LISTING »

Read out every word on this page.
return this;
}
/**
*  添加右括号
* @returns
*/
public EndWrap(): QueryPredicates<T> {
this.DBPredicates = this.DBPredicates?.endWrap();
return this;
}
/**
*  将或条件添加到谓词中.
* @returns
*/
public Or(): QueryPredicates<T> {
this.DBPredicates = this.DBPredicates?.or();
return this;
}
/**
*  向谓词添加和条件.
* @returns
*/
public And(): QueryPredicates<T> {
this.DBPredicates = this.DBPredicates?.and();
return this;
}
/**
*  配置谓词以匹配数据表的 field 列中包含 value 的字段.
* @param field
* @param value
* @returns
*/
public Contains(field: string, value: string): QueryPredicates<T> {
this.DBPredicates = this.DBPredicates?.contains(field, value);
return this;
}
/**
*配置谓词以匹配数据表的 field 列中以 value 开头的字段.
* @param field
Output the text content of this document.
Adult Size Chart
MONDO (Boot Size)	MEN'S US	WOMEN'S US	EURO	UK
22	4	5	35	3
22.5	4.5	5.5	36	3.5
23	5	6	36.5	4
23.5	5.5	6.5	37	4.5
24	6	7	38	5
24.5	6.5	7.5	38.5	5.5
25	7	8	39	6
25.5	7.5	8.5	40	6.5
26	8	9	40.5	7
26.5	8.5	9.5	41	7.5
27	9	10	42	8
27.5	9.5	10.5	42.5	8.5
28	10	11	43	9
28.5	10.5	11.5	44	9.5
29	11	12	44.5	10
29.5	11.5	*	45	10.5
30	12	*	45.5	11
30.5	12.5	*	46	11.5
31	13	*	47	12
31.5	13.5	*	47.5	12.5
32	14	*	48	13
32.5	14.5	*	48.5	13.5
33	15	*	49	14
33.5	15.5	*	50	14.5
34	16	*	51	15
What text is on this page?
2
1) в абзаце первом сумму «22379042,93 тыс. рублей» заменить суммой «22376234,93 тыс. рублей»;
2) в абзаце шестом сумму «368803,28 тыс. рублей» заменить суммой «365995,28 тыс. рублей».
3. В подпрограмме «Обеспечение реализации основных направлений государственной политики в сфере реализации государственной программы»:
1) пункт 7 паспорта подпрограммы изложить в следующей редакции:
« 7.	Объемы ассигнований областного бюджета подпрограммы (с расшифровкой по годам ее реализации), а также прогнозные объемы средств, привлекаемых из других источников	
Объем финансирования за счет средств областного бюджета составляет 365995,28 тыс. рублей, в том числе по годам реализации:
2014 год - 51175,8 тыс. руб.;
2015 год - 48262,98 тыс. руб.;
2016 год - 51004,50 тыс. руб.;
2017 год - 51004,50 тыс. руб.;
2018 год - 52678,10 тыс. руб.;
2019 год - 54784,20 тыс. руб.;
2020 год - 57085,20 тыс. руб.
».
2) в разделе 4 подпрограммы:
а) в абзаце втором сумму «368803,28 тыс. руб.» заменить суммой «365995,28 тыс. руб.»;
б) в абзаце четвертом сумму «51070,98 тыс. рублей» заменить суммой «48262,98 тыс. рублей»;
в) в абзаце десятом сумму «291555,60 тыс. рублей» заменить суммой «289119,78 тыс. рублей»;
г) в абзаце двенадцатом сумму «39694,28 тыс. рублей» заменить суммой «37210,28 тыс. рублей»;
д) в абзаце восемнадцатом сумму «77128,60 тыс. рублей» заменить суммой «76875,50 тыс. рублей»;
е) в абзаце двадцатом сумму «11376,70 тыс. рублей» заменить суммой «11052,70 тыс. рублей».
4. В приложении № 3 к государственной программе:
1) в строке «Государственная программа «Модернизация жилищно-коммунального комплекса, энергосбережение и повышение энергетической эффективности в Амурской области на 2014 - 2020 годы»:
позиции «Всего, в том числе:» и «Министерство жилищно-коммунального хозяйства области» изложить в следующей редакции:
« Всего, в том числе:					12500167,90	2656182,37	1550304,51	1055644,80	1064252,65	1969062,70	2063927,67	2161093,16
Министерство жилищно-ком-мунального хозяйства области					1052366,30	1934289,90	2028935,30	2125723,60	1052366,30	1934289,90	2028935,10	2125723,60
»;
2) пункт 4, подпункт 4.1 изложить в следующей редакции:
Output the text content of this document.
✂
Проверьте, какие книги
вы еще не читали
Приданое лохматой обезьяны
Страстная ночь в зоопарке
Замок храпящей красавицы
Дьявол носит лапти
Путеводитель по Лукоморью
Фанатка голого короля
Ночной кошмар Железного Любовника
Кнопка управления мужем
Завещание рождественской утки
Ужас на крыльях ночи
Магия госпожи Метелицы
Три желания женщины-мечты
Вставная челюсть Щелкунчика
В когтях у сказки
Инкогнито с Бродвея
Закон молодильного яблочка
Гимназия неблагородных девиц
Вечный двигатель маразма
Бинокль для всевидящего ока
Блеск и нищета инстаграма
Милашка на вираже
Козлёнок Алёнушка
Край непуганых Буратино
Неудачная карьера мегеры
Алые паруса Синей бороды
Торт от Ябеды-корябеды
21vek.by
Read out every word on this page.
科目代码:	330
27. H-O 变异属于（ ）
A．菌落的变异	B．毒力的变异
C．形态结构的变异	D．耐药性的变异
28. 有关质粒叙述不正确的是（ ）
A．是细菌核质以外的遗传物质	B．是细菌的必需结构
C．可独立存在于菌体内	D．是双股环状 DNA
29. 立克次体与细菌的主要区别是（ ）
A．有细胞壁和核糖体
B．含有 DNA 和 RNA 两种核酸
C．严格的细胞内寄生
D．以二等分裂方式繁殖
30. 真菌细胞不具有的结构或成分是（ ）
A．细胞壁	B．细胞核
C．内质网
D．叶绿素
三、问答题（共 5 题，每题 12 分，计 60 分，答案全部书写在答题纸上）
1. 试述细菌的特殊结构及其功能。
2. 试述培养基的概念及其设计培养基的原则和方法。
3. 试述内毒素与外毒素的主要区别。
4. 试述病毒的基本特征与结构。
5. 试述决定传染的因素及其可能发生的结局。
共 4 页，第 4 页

EXERCISE DETAILS » Take the entries above and transcribe them exactly.

FINISHED EXERCISE »
Read out every word on this page.
return this;
}
/**
*  添加右括号
* @returns
*/
public EndWrap(): QueryPredicates<T> {
this.DBPredicates = this.DBPredicates?.endWrap();
return this;
}
/**
*  将或条件添加到谓词中.
* @returns
*/
public Or(): QueryPredicates<T> {
this.DBPredicates = this.DBPredicates?.or();
return this;
}
/**
*  向谓词添加和条件.
* @returns
*/
public And(): QueryPredicates<T> {
this.DBPredicates = this.DBPredicates?.and();
return this;
}
/**
*  配置谓词以匹配数据表的 field 列中包含 value 的字段.
* @param field
* @param value
* @returns
*/
public Contains(field: string, value: string): QueryPredicates<T> {
this.DBPredicates = this.DBPredicates?.contains(field, value);
return this;
}
/**
*配置谓词以匹配数据表的 field 列中以 value 开头的字段.
* @param field
Output the text content of this document.
Adult Size Chart
MONDO (Boot Size)	MEN'S US	WOMEN'S US	EURO	UK
22	4	5	35	3
22.5	4.5	5.5	36	3.5
23	5	6	36.5	4
23.5	5.5	6.5	37	4.5
24	6	7	38	5
24.5	6.5	7.5	38.5	5.5
25	7	8	39	6
25.5	7.5	8.5	40	6.5
26	8	9	40.5	7
26.5	8.5	9.5	41	7.5
27	9	10	42	8
27.5	9.5	10.5	42.5	8.5
28	10	11	43	9
28.5	10.5	11.5	44	9.5
29	11	12	44.5	10
29.5	11.5	*	45	10.5
30	12	*	45.5	11
30.5	12.5	*	46	11.5
31	13	*	47	12
31.5	13.5	*	47.5	12.5
32	14	*	48	13
32.5	14.5	*	48.5	13.5
33	15	*	49	14
33.5	15.5	*	50	14.5
34	16	*	51	15
What text is on this page?
2
1) в абзаце первом сумму «22379042,93 тыс. рублей» заменить суммой «22376234,93 тыс. рублей»;
2) в абзаце шестом сумму «368803,28 тыс. рублей» заменить суммой «365995,28 тыс. рублей».
3. В подпрограмме «Обеспечение реализации основных направлений государственной политики в сфере реализации государственной программы»:
1) пункт 7 паспорта подпрограммы изложить в следующей редакции:
« 7.	Объемы ассигнований областного бюджета подпрограммы (с расшифровкой по годам ее реализации), а также прогнозные объемы средств, привлекаемых из других источников	
Объем финансирования за счет средств областного бюджета составляет 365995,28 тыс. рублей, в том числе по годам реализации:
2014 год - 51175,8 тыс. руб.;
2015 год - 48262,98 тыс. руб.;
2016 год - 51004,50 тыс. руб.;
2017 год - 51004,50 тыс. руб.;
2018 год - 52678,10 тыс. руб.;
2019 год - 54784,20 тыс. руб.;
2020 год - 57085,20 тыс. руб.
».
2) в разделе 4 подпрограммы:
а) в абзаце втором сумму «368803,28 тыс. руб.» заменить суммой «365995,28 тыс. руб.»;
б) в абзаце четвертом сумму «51070,98 тыс. рублей» заменить суммой «48262,98 тыс. рублей»;
в) в абзаце десятом сумму «291555,60 тыс. рублей» заменить суммой «289119,78 тыс. рублей»;
г) в абзаце двенадцатом сумму «39694,28 тыс. рублей» заменить суммой «37210,28 тыс. рублей»;
д) в абзаце восемнадцатом сумму «77128,60 тыс. рублей» заменить суммой «76875,50 тыс. рублей»;
е) в абзаце двадцатом сумму «11376,70 тыс. рублей» заменить суммой «11052,70 тыс. рублей».
4. В приложении № 3 к государственной программе:
1) в строке «Государственная программа «Модернизация жилищно-коммунального комплекса, энергосбережение и повышение энергетической эффективности в Амурской области на 2014 - 2020 годы»:
позиции «Всего, в том числе:» и «Министерство жилищно-коммунального хозяйства области» изложить в следующей редакции:
« Всего, в том числе:					12500167,90	2656182,37	1550304,51	1055644,80	1064252,65	1969062,70	2063927,67	2161093,16
Министерство жилищно-ком-мунального хозяйства области					1052366,30	1934289,90	2028935,30	2125723,60	1052366,30	1934289,90	2028935,10	2125723,60
»;
2) пункт 4, подпункт 4.1 изложить в следующей редакции:
Output the text content of this document.
✂
Проверьте, какие книги
вы еще не читали
Приданое лохматой обезьяны
Страстная ночь в зоопарке
Замок храпящей красавицы
Дьявол носит лапти
Путеводитель по Лукоморью
Фанатка голого короля
Ночной кошмар Железного Любовника
Кнопка управления мужем
Завещание рождественской утки
Ужас на крыльях ночи
Магия госпожи Метелицы
Три желания женщины-мечты
Вставная челюсть Щелкунчика
В когтях у сказки
Инкогнито с Бродвея
Закон молодильного яблочка
Гимназия неблагородных девиц
Вечный двигатель маразма
Бинокль для всевидящего ока
Блеск и нищета инстаграма
Милашка на вираже
Козлёнок Алёнушка
Край непуганых Буратино
Неудачная карьера мегеры
Алые паруса Синей бороды
Торт от Ябеды-корябеды
21vek.by
Read out every word on this page.
科目代码:	330
27. H-O 变异属于（ ）
A．菌落的变异	B．毒力的变异
C．形态结构的变异	D．耐药性的变异
28. 有关质粒叙述不正确的是（ ）
A．是细菌核质以外的遗传物质	B．是细菌的必需结构
C．可独立存在于菌体内	D．是双股环状 DNA
29. 立克次体与细菌的主要区别是（ ）
A．有细胞壁和核糖体
B．含有 DNA 和 RNA 两种核酸
C．严格的细胞内寄生
D．以二等分裂方式繁殖
30. 真菌细胞不具有的结构或成分是（ ）
A．细胞壁	B．细胞核
C．内质网
D．叶绿素
三、问答题（共 5 题，每题 12 分，计 60 分，答案全部书写在答题纸上）
1. 试述细菌的特殊结构及其功能。
2. 试述培养基的概念及其设计培养基的原则和方法。
3. 试述内毒素与外毒素的主要区别。
4. 试述病毒的基本特征与结构。
5. 试述决定传染的因素及其可能发生的结局。
共 4 页，第 4 页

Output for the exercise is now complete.